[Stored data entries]

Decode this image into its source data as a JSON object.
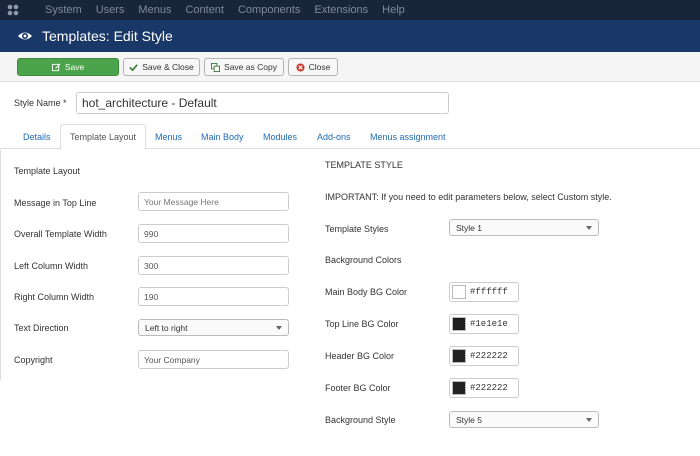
{
  "topnav": {
    "items": [
      "System",
      "Users",
      "Menus",
      "Content",
      "Components",
      "Extensions",
      "Help"
    ]
  },
  "header": {
    "title": "Templates: Edit Style"
  },
  "toolbar": {
    "save": "Save",
    "save_close": "Save & Close",
    "save_copy": "Save as Copy",
    "close": "Close"
  },
  "style_name": {
    "label": "Style Name *",
    "value": "hot_architecture - Default"
  },
  "tabs": [
    "Details",
    "Template Layout",
    "Menus",
    "Main Body",
    "Modules",
    "Add-ons",
    "Menus assignment"
  ],
  "layout": {
    "heading": "Template Layout",
    "message_label": "Message in Top Line",
    "message_placeholder": "Your Message Here",
    "width_label": "Overall Template Width",
    "width_value": "990",
    "left_label": "Left Column Width",
    "left_value": "300",
    "right_label": "Right Column Width",
    "right_value": "190",
    "direction_label": "Text Direction",
    "direction_value": "Left to right",
    "copyright_label": "Copyright",
    "copyright_value": "Your Company"
  },
  "style": {
    "heading": "TEMPLATE STYLE",
    "important": "IMPORTANT: If you need to edit parameters below, select Custom style.",
    "styles_label": "Template Styles",
    "styles_value": "Style 1",
    "bg_heading": "Background Colors",
    "main_label": "Main Body BG Color",
    "main_value": "#ffffff",
    "top_label": "Top Line BG Color",
    "top_value": "#1e1e1e",
    "header_label": "Header BG Color",
    "header_value": "#222222",
    "footer_label": "Footer BG Color",
    "footer_value": "#222222",
    "bgstyle_label": "Background Style",
    "bgstyle_value": "Style 5"
  },
  "colors": {
    "accent_green": "#4ba34b",
    "title_blue": "#1a3867",
    "topbar": "#18253b",
    "link": "#1f6bb6"
  }
}
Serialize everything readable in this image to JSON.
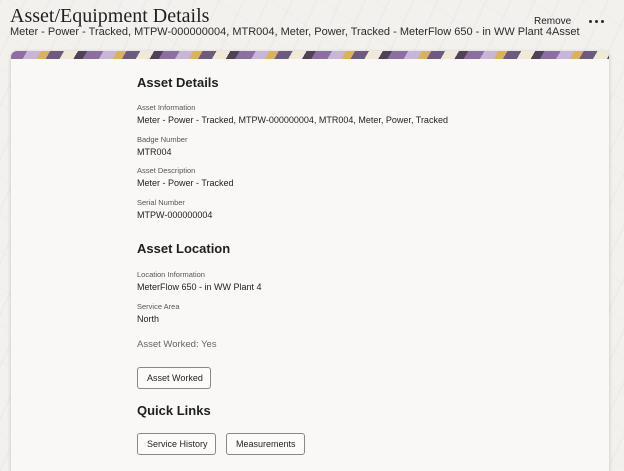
{
  "header": {
    "title": "Asset/Equipment Details",
    "subtitle": "Meter - Power - Tracked, MTPW-000000004, MTR004, Meter, Power, Tracked - MeterFlow 650 - in WW Plant 4Asset",
    "remove_label": "Remove",
    "more_icon": "ellipsis-horizontal-icon"
  },
  "asset_details": {
    "title": "Asset Details",
    "fields": [
      {
        "label": "Asset Information",
        "value": "Meter - Power - Tracked, MTPW-000000004, MTR004, Meter, Power, Tracked"
      },
      {
        "label": "Badge Number",
        "value": "MTR004"
      },
      {
        "label": "Asset Description",
        "value": "Meter - Power - Tracked"
      },
      {
        "label": "Serial Number",
        "value": "MTPW-000000004"
      }
    ]
  },
  "asset_location": {
    "title": "Asset Location",
    "fields": [
      {
        "label": "Location Information",
        "value": "MeterFlow 650 - in WW Plant 4"
      },
      {
        "label": "Service Area",
        "value": "North"
      }
    ]
  },
  "asset_worked": {
    "status_text": "Asset Worked: Yes",
    "button_label": "Asset Worked"
  },
  "quick_links": {
    "title": "Quick Links",
    "service_history_label": "Service History",
    "measurements_label": "Measurements"
  }
}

[Stated problem]
Collect each line above holding the string "Plant".

[Exercise response]
    "subtitle": "Meter - Power - Tracked, MTPW-000000004, MTR004, Meter, Power, Tracked - MeterFlow 650 - in WW Plant 4Asset",
        "value": "MeterFlow 650 - in WW Plant 4"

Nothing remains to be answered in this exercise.